__Supplied data__:
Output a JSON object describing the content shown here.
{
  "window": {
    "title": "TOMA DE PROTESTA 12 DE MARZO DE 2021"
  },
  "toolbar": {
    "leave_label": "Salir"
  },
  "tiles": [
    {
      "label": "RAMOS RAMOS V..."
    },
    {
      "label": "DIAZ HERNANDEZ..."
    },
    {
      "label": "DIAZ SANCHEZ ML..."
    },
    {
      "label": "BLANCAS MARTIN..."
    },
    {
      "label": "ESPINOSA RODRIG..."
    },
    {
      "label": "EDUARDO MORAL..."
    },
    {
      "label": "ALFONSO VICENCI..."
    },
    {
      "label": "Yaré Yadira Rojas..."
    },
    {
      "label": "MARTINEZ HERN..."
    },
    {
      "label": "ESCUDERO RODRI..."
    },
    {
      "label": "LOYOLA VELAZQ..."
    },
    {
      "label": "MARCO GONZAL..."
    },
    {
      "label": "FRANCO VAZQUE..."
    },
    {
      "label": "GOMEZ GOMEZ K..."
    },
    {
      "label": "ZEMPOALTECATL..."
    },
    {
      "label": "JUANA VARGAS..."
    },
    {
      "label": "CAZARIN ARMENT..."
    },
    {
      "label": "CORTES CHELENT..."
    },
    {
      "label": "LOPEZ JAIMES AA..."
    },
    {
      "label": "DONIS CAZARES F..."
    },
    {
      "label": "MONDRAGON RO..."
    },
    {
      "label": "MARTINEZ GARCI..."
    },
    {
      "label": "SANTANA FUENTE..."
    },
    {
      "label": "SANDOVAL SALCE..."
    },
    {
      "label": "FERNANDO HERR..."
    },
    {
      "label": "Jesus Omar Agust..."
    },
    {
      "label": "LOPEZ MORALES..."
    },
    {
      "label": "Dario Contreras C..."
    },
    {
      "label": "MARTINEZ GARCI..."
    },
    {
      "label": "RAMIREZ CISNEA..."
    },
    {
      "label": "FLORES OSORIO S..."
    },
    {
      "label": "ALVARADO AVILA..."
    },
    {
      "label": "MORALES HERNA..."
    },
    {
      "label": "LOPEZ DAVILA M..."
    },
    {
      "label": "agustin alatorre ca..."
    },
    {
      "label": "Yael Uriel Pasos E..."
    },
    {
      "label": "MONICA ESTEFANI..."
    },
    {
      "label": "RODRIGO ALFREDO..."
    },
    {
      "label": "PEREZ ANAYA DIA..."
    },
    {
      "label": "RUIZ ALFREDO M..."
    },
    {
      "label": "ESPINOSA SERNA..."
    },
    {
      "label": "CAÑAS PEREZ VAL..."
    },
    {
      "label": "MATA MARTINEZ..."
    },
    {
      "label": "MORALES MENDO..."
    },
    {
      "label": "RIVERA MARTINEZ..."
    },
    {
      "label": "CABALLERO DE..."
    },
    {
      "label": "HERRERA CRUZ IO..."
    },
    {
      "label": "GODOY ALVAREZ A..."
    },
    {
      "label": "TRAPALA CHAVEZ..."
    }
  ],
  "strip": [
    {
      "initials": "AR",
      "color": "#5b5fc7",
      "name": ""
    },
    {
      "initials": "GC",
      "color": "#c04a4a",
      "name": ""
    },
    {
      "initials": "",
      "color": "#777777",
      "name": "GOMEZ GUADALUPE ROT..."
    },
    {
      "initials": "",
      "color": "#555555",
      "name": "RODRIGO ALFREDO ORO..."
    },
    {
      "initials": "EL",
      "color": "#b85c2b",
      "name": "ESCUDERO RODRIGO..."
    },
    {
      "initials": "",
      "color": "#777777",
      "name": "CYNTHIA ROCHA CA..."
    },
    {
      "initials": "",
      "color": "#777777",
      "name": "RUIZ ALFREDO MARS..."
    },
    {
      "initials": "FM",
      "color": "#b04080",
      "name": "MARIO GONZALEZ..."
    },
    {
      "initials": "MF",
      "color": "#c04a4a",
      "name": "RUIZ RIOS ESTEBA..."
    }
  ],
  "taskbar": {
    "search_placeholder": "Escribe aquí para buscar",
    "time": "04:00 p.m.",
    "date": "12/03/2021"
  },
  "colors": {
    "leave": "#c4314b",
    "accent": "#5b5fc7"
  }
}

__Problem__: Pull out every line in the data above that has the word "ESCUDERO".

__Answer in full__:
      "label": "ESCUDERO RODRI..."
      "name": "ESCUDERO RODRIGO..."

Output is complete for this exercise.